>> start DATASET ENTRIES
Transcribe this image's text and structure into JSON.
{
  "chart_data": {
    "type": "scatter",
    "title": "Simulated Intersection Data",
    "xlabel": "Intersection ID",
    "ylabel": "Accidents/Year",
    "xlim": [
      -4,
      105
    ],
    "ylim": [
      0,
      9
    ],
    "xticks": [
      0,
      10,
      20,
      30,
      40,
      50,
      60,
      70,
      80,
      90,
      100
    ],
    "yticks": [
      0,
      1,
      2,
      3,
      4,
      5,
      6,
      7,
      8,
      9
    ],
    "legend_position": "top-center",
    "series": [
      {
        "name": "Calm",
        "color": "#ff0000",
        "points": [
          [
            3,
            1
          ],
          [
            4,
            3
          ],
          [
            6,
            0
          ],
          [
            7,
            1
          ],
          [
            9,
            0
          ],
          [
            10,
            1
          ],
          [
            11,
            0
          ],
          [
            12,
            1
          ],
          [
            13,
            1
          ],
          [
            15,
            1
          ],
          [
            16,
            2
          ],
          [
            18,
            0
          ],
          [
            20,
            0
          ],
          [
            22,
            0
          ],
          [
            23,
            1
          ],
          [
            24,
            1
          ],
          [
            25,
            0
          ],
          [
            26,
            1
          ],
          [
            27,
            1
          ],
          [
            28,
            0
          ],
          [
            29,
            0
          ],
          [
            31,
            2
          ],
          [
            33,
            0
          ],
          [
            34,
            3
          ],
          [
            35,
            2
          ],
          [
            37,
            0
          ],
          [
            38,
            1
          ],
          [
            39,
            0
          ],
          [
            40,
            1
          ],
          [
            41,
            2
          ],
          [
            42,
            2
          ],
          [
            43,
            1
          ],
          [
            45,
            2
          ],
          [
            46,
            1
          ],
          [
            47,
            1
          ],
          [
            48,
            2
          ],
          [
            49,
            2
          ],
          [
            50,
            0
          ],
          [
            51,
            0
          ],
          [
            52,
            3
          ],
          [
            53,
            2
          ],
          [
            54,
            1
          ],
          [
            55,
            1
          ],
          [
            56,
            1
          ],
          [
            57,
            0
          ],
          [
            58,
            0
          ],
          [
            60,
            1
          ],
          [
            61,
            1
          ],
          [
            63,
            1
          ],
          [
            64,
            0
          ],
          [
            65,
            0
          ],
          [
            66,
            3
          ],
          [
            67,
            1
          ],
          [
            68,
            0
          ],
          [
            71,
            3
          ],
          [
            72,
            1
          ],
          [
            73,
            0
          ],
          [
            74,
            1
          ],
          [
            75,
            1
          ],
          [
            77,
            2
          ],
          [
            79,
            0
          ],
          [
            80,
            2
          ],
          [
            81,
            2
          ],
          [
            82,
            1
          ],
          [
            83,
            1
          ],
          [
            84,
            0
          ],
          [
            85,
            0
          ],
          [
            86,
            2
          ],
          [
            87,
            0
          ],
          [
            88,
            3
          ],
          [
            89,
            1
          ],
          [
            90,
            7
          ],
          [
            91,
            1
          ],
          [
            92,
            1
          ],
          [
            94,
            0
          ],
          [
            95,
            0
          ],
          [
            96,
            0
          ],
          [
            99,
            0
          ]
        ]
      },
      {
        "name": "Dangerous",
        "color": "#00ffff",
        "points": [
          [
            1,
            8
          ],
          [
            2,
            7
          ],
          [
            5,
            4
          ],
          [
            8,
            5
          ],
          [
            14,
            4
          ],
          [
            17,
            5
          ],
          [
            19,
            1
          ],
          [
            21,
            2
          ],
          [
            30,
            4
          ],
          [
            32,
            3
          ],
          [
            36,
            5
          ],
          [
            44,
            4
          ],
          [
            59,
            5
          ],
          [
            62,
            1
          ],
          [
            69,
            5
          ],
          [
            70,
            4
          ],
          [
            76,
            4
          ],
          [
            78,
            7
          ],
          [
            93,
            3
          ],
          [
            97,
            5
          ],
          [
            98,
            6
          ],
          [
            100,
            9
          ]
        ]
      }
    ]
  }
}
>> end DATASET ENTRIES
◆ STATED PROBLEM
Pick out each line in the material containing "Intersection".

◆ FINISHED EXERCISE
    "title": "Simulated Intersection Data",
    "xlabel": "Intersection ID",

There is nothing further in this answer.